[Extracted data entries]
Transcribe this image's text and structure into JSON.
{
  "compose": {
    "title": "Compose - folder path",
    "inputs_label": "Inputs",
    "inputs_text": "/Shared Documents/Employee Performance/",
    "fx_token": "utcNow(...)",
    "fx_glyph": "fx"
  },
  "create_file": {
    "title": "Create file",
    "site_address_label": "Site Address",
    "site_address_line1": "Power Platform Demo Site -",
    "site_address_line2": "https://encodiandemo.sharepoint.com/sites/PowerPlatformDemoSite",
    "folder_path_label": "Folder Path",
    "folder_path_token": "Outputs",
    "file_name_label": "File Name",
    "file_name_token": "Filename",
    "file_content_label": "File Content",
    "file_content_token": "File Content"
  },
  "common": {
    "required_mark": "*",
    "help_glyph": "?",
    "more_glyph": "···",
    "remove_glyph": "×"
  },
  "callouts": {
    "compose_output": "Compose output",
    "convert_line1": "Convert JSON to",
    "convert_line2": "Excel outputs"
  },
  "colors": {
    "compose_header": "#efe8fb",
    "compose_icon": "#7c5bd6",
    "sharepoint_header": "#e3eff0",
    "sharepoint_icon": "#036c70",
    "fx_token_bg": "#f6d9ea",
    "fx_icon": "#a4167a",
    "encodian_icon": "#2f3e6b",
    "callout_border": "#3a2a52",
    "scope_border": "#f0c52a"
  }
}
...
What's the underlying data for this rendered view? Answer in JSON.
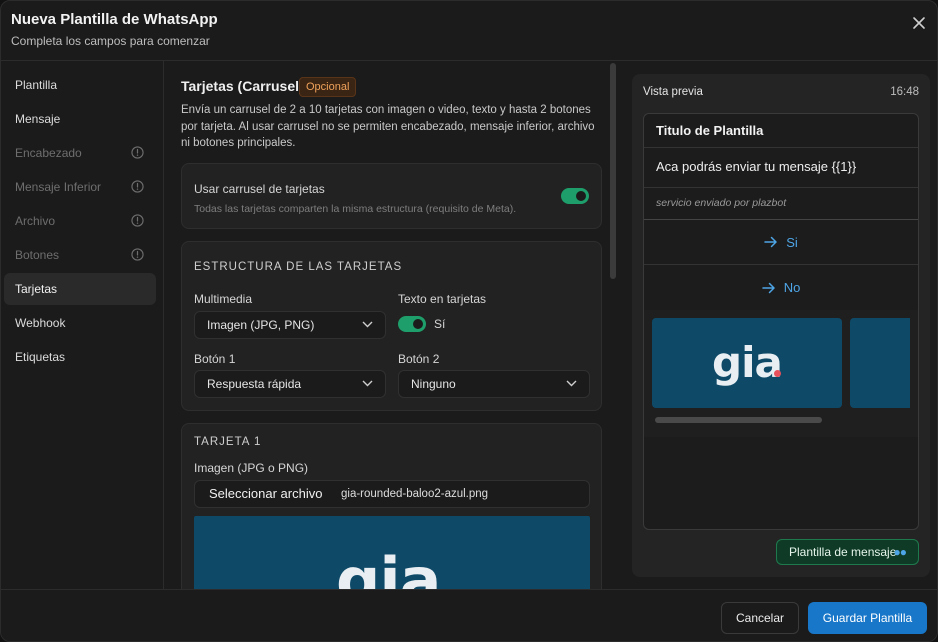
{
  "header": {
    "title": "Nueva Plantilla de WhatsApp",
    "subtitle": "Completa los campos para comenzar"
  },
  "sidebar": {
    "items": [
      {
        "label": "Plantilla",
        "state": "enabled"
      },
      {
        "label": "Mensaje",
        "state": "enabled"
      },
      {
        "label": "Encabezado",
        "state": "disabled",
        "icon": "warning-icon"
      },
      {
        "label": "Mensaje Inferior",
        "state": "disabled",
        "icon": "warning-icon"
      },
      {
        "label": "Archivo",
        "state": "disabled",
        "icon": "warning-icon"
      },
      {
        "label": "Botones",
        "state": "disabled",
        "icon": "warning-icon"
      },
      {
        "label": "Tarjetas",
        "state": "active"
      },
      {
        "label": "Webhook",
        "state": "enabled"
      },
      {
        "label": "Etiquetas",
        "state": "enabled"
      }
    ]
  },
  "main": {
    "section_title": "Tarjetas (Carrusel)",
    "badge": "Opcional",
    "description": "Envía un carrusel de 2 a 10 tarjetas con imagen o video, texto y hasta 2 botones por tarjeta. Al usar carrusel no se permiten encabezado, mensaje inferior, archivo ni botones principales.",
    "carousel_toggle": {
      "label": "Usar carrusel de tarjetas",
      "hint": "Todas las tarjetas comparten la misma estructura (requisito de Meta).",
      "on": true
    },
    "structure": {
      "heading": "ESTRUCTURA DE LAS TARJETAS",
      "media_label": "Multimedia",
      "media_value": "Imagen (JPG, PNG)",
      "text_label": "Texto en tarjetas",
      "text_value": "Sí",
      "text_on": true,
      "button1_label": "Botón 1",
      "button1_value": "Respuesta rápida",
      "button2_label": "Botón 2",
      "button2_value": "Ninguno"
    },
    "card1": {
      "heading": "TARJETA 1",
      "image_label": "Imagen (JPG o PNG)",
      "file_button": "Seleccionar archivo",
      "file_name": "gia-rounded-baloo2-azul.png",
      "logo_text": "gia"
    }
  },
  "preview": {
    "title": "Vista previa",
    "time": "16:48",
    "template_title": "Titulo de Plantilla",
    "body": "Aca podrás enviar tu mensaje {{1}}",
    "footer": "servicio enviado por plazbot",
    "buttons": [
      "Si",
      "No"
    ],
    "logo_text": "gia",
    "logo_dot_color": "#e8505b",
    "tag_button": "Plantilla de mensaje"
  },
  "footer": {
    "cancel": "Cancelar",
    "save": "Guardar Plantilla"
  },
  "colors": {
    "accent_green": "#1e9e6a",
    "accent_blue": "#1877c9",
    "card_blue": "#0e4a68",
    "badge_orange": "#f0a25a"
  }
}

__Request__. Look through the entries above and report each line where the string "footer" occurs.

__Answer to this task__.
    "footer": "servicio enviado por plazbot",
  "footer": {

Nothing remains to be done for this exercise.